### WHAT THIS TASK INVOLVES
Only the pictures stay out; every record is to be quoted exactly.

^^^^^^^^^^^^^^^^

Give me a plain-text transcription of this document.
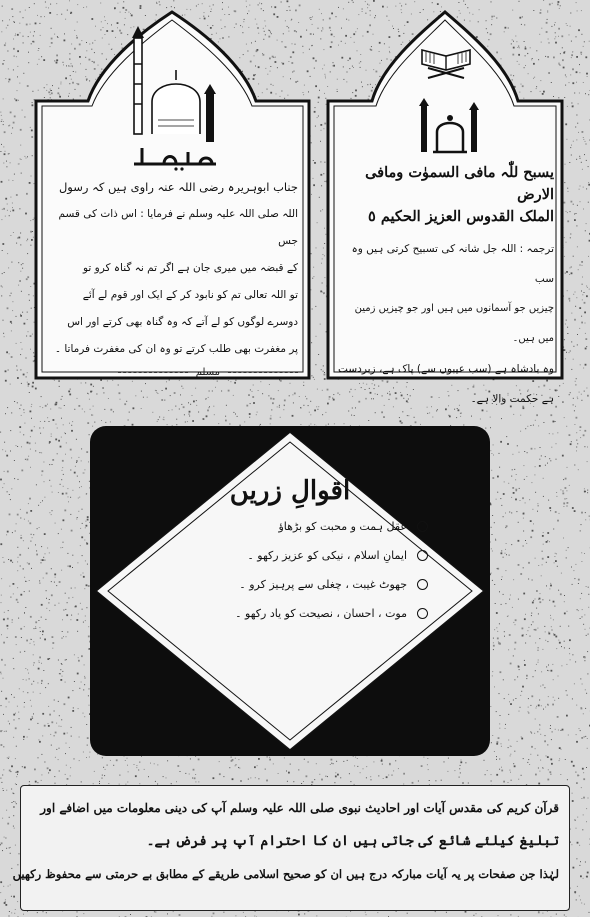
یسبح للّٰہ مافی السموٰت ومافی الارض
الملک القدوس العزیز الحکیم ٥
ترجمہ : اللہ جل شانہ کی تسبیح کرتی ہیں وہ سب
چیزیں جو آسمانوں میں ہیں اور جو چیزیں زمین میں ہیں۔
وہ بادشاہ ہے (سب عیبوں سے) پاک ہے، زبردست
ہے حکمت والا ہے۔
جناب ابوہریرہ رضی اللہ عنہ راوی ہیں کہ رسول
اللہ صلی اللہ علیہ وسلم نے فرمایا : اس ذات کی قسم جس
کے قبضہ میں میری جان ہے اگر تم نہ گناہ کرو تو
تو اللہ تعالی تم کو نابود کر کے ایک اور قوم لے آئے
دوسرے لوگوں کو لے آتے کہ وہ گناہ بھی کرتے اور اس
پر مغفرت بھی طلب کرتے تو وہ ان کی مغفرت فرماتا ۔
مسلم
اقوالِ زریں
عقل ہمت و محبت کو بڑھاؤ
ایمانِ اسلام ، نیکی کو عزیز رکھو ۔
جھوٹ غیبت ، چغلی سے پرہیز کرو ۔
موت ، احسان ، نصیحت کو یاد رکھو ۔
قرآن کریم کی مقدس آیات اور احادیث نبوی صلی اللہ علیہ وسلم آپ کی دینی معلومات میں اضافے اور
تبلیغ کیلئے شائع کی جاتی ہیں ان کا احترام آپ پر فرض ہے۔
لہٰذا جن صفحات پر یہ آیات مبارکہ درج ہیں ان کو صحیح اسلامی طریقے کے مطابق بے حرمتی سے محفوظ رکھیں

^^^^^^^^^^^^^^^^

### REPLY TO THE TASK
Give me a plain-text transcription of this document.
یسبح للّٰہ مافی السموٰت ومافی الارض
الملک القدوس العزیز الحکیم ٥
ترجمہ : اللہ جل شانہ کی تسبیح کرتی ہیں وہ سب
چیزیں جو آسمانوں میں ہیں اور جو چیزیں زمین میں ہیں۔
وہ بادشاہ ہے (سب عیبوں سے) پاک ہے، زبردست
ہے حکمت والا ہے۔
جناب ابوہریرہ رضی اللہ عنہ راوی ہیں کہ رسول
اللہ صلی اللہ علیہ وسلم نے فرمایا : اس ذات کی قسم جس
کے قبضہ میں میری جان ہے اگر تم نہ گناہ کرو تو
تو اللہ تعالی تم کو نابود کر کے ایک اور قوم لے آئے
دوسرے لوگوں کو لے آتے کہ وہ گناہ بھی کرتے اور اس
پر مغفرت بھی طلب کرتے تو وہ ان کی مغفرت فرماتا ۔
مسلم
اقوالِ زریں
عقل ہمت و محبت کو بڑھاؤ
ایمانِ اسلام ، نیکی کو عزیز رکھو ۔
جھوٹ غیبت ، چغلی سے پرہیز کرو ۔
موت ، احسان ، نصیحت کو یاد رکھو ۔
قرآن کریم کی مقدس آیات اور احادیث نبوی صلی اللہ علیہ وسلم آپ کی دینی معلومات میں اضافے اور
تبلیغ کیلئے شائع کی جاتی ہیں ان کا احترام آپ پر فرض ہے۔
لہٰذا جن صفحات پر یہ آیات مبارکہ درج ہیں ان کو صحیح اسلامی طریقے کے مطابق بے حرمتی سے محفوظ رکھیں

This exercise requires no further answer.